▶ _To be done_: Your task is to quote the material that follows, in full and exactly.

[Dataset items]

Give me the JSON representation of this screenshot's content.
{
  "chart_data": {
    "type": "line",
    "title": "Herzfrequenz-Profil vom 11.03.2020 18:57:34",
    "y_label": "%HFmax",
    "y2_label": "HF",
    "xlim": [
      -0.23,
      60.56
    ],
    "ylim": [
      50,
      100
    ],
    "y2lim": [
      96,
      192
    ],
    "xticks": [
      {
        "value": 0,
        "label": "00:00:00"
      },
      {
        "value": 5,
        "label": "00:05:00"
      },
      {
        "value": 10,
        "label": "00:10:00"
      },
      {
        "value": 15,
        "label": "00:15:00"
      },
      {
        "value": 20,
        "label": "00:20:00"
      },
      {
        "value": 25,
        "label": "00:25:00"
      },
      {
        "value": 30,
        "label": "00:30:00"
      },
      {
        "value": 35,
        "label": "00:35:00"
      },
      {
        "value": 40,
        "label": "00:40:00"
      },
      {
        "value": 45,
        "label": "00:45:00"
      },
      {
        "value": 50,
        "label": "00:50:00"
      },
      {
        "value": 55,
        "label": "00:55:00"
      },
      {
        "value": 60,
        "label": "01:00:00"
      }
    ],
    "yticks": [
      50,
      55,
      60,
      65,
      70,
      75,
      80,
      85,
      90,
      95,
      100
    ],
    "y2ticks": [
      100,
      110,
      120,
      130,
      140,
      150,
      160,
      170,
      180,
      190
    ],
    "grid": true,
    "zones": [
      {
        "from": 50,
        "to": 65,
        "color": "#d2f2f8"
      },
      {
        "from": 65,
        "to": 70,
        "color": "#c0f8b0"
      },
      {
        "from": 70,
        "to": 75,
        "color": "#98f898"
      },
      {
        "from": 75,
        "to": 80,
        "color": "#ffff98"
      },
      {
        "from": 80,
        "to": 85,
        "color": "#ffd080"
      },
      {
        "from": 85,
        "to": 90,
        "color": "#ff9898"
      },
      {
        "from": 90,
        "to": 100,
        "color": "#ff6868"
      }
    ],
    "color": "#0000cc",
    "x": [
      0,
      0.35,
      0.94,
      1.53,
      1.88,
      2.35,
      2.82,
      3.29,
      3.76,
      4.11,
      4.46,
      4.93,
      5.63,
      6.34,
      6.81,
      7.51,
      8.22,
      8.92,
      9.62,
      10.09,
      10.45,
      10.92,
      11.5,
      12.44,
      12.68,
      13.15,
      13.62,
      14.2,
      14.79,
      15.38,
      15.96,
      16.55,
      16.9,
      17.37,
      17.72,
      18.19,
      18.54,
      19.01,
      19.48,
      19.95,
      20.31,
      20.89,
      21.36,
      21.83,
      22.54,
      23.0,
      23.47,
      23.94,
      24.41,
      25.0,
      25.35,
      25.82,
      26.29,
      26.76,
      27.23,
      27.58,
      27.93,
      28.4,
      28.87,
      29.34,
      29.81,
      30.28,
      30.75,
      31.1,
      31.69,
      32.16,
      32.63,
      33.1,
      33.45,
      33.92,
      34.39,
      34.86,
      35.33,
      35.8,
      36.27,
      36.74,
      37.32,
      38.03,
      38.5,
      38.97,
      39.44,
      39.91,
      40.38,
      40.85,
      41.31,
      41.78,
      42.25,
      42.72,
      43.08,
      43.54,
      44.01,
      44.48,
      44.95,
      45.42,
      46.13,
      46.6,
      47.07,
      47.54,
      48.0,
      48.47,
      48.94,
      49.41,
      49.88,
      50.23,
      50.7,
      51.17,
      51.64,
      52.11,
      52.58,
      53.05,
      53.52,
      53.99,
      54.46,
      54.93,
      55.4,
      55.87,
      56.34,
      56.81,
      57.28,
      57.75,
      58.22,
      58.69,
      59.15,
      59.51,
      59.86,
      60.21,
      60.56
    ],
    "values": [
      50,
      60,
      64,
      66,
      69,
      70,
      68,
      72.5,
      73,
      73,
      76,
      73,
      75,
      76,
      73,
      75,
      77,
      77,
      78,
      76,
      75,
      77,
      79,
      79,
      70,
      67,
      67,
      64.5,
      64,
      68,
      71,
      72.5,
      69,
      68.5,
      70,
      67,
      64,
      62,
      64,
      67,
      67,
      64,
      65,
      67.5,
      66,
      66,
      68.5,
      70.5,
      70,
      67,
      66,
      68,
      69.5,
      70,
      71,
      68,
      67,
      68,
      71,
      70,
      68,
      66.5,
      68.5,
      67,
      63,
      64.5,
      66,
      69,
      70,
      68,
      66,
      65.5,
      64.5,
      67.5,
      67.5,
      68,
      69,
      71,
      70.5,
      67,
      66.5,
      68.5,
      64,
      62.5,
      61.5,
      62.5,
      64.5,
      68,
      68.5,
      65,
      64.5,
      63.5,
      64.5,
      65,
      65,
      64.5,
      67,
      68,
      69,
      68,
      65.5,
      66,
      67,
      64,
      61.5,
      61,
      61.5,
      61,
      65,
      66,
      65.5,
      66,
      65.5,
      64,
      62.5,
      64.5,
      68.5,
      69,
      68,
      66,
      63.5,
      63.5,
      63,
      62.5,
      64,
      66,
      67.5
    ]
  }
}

▶ _Response_:
Give me the JSON representation of this screenshot's content.
{
  "chart_data": {
    "type": "line",
    "title": "Herzfrequenz-Profil vom 11.03.2020 18:57:34",
    "y_label": "%HFmax",
    "y2_label": "HF",
    "xlim": [
      -0.23,
      60.56
    ],
    "ylim": [
      50,
      100
    ],
    "y2lim": [
      96,
      192
    ],
    "xticks": [
      {
        "value": 0,
        "label": "00:00:00"
      },
      {
        "value": 5,
        "label": "00:05:00"
      },
      {
        "value": 10,
        "label": "00:10:00"
      },
      {
        "value": 15,
        "label": "00:15:00"
      },
      {
        "value": 20,
        "label": "00:20:00"
      },
      {
        "value": 25,
        "label": "00:25:00"
      },
      {
        "value": 30,
        "label": "00:30:00"
      },
      {
        "value": 35,
        "label": "00:35:00"
      },
      {
        "value": 40,
        "label": "00:40:00"
      },
      {
        "value": 45,
        "label": "00:45:00"
      },
      {
        "value": 50,
        "label": "00:50:00"
      },
      {
        "value": 55,
        "label": "00:55:00"
      },
      {
        "value": 60,
        "label": "01:00:00"
      }
    ],
    "yticks": [
      50,
      55,
      60,
      65,
      70,
      75,
      80,
      85,
      90,
      95,
      100
    ],
    "y2ticks": [
      100,
      110,
      120,
      130,
      140,
      150,
      160,
      170,
      180,
      190
    ],
    "grid": true,
    "zones": [
      {
        "from": 50,
        "to": 65,
        "color": "#d2f2f8"
      },
      {
        "from": 65,
        "to": 70,
        "color": "#c0f8b0"
      },
      {
        "from": 70,
        "to": 75,
        "color": "#98f898"
      },
      {
        "from": 75,
        "to": 80,
        "color": "#ffff98"
      },
      {
        "from": 80,
        "to": 85,
        "color": "#ffd080"
      },
      {
        "from": 85,
        "to": 90,
        "color": "#ff9898"
      },
      {
        "from": 90,
        "to": 100,
        "color": "#ff6868"
      }
    ],
    "color": "#0000cc",
    "x": [
      0,
      0.35,
      0.94,
      1.53,
      1.88,
      2.35,
      2.82,
      3.29,
      3.76,
      4.11,
      4.46,
      4.93,
      5.63,
      6.34,
      6.81,
      7.51,
      8.22,
      8.92,
      9.62,
      10.09,
      10.45,
      10.92,
      11.5,
      12.44,
      12.68,
      13.15,
      13.62,
      14.2,
      14.79,
      15.38,
      15.96,
      16.55,
      16.9,
      17.37,
      17.72,
      18.19,
      18.54,
      19.01,
      19.48,
      19.95,
      20.31,
      20.89,
      21.36,
      21.83,
      22.54,
      23.0,
      23.47,
      23.94,
      24.41,
      25.0,
      25.35,
      25.82,
      26.29,
      26.76,
      27.23,
      27.58,
      27.93,
      28.4,
      28.87,
      29.34,
      29.81,
      30.28,
      30.75,
      31.1,
      31.69,
      32.16,
      32.63,
      33.1,
      33.45,
      33.92,
      34.39,
      34.86,
      35.33,
      35.8,
      36.27,
      36.74,
      37.32,
      38.03,
      38.5,
      38.97,
      39.44,
      39.91,
      40.38,
      40.85,
      41.31,
      41.78,
      42.25,
      42.72,
      43.08,
      43.54,
      44.01,
      44.48,
      44.95,
      45.42,
      46.13,
      46.6,
      47.07,
      47.54,
      48.0,
      48.47,
      48.94,
      49.41,
      49.88,
      50.23,
      50.7,
      51.17,
      51.64,
      52.11,
      52.58,
      53.05,
      53.52,
      53.99,
      54.46,
      54.93,
      55.4,
      55.87,
      56.34,
      56.81,
      57.28,
      57.75,
      58.22,
      58.69,
      59.15,
      59.51,
      59.86,
      60.21,
      60.56
    ],
    "values": [
      50,
      60,
      64,
      66,
      69,
      70,
      68,
      72.5,
      73,
      73,
      76,
      73,
      75,
      76,
      73,
      75,
      77,
      77,
      78,
      76,
      75,
      77,
      79,
      79,
      70,
      67,
      67,
      64.5,
      64,
      68,
      71,
      72.5,
      69,
      68.5,
      70,
      67,
      64,
      62,
      64,
      67,
      67,
      64,
      65,
      67.5,
      66,
      66,
      68.5,
      70.5,
      70,
      67,
      66,
      68,
      69.5,
      70,
      71,
      68,
      67,
      68,
      71,
      70,
      68,
      66.5,
      68.5,
      67,
      63,
      64.5,
      66,
      69,
      70,
      68,
      66,
      65.5,
      64.5,
      67.5,
      67.5,
      68,
      69,
      71,
      70.5,
      67,
      66.5,
      68.5,
      64,
      62.5,
      61.5,
      62.5,
      64.5,
      68,
      68.5,
      65,
      64.5,
      63.5,
      64.5,
      65,
      65,
      64.5,
      67,
      68,
      69,
      68,
      65.5,
      66,
      67,
      64,
      61.5,
      61,
      61.5,
      61,
      65,
      66,
      65.5,
      66,
      65.5,
      64,
      62.5,
      64.5,
      68.5,
      69,
      68,
      66,
      63.5,
      63.5,
      63,
      62.5,
      64,
      66,
      67.5
    ]
  }
}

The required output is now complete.